— DIRECTIONS —
Reproduce the listing verbatim.

— INPUT —

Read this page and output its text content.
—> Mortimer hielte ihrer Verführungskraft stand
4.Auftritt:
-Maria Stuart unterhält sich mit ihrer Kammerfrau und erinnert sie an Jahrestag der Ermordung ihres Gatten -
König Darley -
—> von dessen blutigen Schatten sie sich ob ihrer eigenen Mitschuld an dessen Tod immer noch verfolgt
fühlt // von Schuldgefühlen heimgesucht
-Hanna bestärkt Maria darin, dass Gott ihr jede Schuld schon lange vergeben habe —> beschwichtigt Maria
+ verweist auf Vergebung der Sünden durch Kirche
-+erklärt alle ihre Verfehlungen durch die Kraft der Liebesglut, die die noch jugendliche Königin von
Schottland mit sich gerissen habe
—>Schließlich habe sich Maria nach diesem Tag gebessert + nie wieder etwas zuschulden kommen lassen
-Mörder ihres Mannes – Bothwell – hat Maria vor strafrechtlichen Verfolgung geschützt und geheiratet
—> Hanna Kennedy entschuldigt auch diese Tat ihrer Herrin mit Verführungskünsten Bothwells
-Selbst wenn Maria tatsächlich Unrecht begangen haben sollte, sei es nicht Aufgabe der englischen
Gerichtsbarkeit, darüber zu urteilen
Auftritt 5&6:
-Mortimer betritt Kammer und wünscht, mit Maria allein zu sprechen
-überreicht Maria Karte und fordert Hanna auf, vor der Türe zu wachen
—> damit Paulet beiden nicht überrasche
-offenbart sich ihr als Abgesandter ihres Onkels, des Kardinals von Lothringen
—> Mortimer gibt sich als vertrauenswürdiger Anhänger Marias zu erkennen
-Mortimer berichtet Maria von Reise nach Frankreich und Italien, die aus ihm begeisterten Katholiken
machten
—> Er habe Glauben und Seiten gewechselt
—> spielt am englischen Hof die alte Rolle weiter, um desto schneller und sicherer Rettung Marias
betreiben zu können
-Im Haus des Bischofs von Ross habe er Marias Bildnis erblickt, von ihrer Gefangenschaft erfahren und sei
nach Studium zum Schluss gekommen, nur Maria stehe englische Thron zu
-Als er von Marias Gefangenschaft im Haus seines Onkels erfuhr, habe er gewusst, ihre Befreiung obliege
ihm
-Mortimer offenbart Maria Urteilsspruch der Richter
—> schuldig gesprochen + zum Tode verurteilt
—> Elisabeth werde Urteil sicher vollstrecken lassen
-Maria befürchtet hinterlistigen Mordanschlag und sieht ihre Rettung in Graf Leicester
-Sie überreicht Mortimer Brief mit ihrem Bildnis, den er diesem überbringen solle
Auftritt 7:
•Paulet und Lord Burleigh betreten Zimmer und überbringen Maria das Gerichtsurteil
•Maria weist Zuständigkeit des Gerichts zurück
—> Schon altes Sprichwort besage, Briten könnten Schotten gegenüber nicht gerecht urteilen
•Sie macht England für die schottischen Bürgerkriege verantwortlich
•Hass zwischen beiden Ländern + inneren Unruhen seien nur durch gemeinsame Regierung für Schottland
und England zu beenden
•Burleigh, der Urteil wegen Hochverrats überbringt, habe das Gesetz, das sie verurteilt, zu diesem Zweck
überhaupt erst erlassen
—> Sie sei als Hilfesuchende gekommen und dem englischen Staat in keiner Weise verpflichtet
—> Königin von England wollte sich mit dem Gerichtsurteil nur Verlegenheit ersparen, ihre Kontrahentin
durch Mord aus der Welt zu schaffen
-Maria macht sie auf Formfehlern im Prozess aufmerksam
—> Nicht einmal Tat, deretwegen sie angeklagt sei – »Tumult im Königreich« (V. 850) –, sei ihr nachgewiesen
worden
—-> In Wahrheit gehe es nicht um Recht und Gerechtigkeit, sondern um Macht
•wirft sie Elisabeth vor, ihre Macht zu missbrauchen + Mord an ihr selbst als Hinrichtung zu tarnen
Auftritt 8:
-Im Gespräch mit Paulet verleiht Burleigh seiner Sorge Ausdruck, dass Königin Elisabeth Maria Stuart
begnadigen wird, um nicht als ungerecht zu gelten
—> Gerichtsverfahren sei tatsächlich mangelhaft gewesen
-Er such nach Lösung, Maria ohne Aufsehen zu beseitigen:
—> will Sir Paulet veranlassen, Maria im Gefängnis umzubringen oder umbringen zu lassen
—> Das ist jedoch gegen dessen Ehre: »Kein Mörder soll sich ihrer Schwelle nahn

— COMPLETED TASK —
Read this page and output its text content.
—> Mortimer hielte ihrer Verführungskraft stand
4.Auftritt:
-Maria Stuart unterhält sich mit ihrer Kammerfrau und erinnert sie an Jahrestag der Ermordung ihres Gatten -
König Darley -
—> von dessen blutigen Schatten sie sich ob ihrer eigenen Mitschuld an dessen Tod immer noch verfolgt
fühlt // von Schuldgefühlen heimgesucht
-Hanna bestärkt Maria darin, dass Gott ihr jede Schuld schon lange vergeben habe —> beschwichtigt Maria
+ verweist auf Vergebung der Sünden durch Kirche
-+erklärt alle ihre Verfehlungen durch die Kraft der Liebesglut, die die noch jugendliche Königin von
Schottland mit sich gerissen habe
—>Schließlich habe sich Maria nach diesem Tag gebessert + nie wieder etwas zuschulden kommen lassen
-Mörder ihres Mannes – Bothwell – hat Maria vor strafrechtlichen Verfolgung geschützt und geheiratet
—> Hanna Kennedy entschuldigt auch diese Tat ihrer Herrin mit Verführungskünsten Bothwells
-Selbst wenn Maria tatsächlich Unrecht begangen haben sollte, sei es nicht Aufgabe der englischen
Gerichtsbarkeit, darüber zu urteilen
Auftritt 5&6:
-Mortimer betritt Kammer und wünscht, mit Maria allein zu sprechen
-überreicht Maria Karte und fordert Hanna auf, vor der Türe zu wachen
—> damit Paulet beiden nicht überrasche
-offenbart sich ihr als Abgesandter ihres Onkels, des Kardinals von Lothringen
—> Mortimer gibt sich als vertrauenswürdiger Anhänger Marias zu erkennen
-Mortimer berichtet Maria von Reise nach Frankreich und Italien, die aus ihm begeisterten Katholiken
machten
—> Er habe Glauben und Seiten gewechselt
—> spielt am englischen Hof die alte Rolle weiter, um desto schneller und sicherer Rettung Marias
betreiben zu können
-Im Haus des Bischofs von Ross habe er Marias Bildnis erblickt, von ihrer Gefangenschaft erfahren und sei
nach Studium zum Schluss gekommen, nur Maria stehe englische Thron zu
-Als er von Marias Gefangenschaft im Haus seines Onkels erfuhr, habe er gewusst, ihre Befreiung obliege
ihm
-Mortimer offenbart Maria Urteilsspruch der Richter
—> schuldig gesprochen + zum Tode verurteilt
—> Elisabeth werde Urteil sicher vollstrecken lassen
-Maria befürchtet hinterlistigen Mordanschlag und sieht ihre Rettung in Graf Leicester
-Sie überreicht Mortimer Brief mit ihrem Bildnis, den er diesem überbringen solle
Auftritt 7:
•Paulet und Lord Burleigh betreten Zimmer und überbringen Maria das Gerichtsurteil
•Maria weist Zuständigkeit des Gerichts zurück
—> Schon altes Sprichwort besage, Briten könnten Schotten gegenüber nicht gerecht urteilen
•Sie macht England für die schottischen Bürgerkriege verantwortlich
•Hass zwischen beiden Ländern + inneren Unruhen seien nur durch gemeinsame Regierung für Schottland
und England zu beenden
•Burleigh, der Urteil wegen Hochverrats überbringt, habe das Gesetz, das sie verurteilt, zu diesem Zweck
überhaupt erst erlassen
—> Sie sei als Hilfesuchende gekommen und dem englischen Staat in keiner Weise verpflichtet
—> Königin von England wollte sich mit dem Gerichtsurteil nur Verlegenheit ersparen, ihre Kontrahentin
durch Mord aus der Welt zu schaffen
-Maria macht sie auf Formfehlern im Prozess aufmerksam
—> Nicht einmal Tat, deretwegen sie angeklagt sei – »Tumult im Königreich« (V. 850) –, sei ihr nachgewiesen
worden
—-> In Wahrheit gehe es nicht um Recht und Gerechtigkeit, sondern um Macht
•wirft sie Elisabeth vor, ihre Macht zu missbrauchen + Mord an ihr selbst als Hinrichtung zu tarnen
Auftritt 8:
-Im Gespräch mit Paulet verleiht Burleigh seiner Sorge Ausdruck, dass Königin Elisabeth Maria Stuart
begnadigen wird, um nicht als ungerecht zu gelten
—> Gerichtsverfahren sei tatsächlich mangelhaft gewesen
-Er such nach Lösung, Maria ohne Aufsehen zu beseitigen:
—> will Sir Paulet veranlassen, Maria im Gefängnis umzubringen oder umbringen zu lassen
—> Das ist jedoch gegen dessen Ehre: »Kein Mörder soll sich ihrer Schwelle nahn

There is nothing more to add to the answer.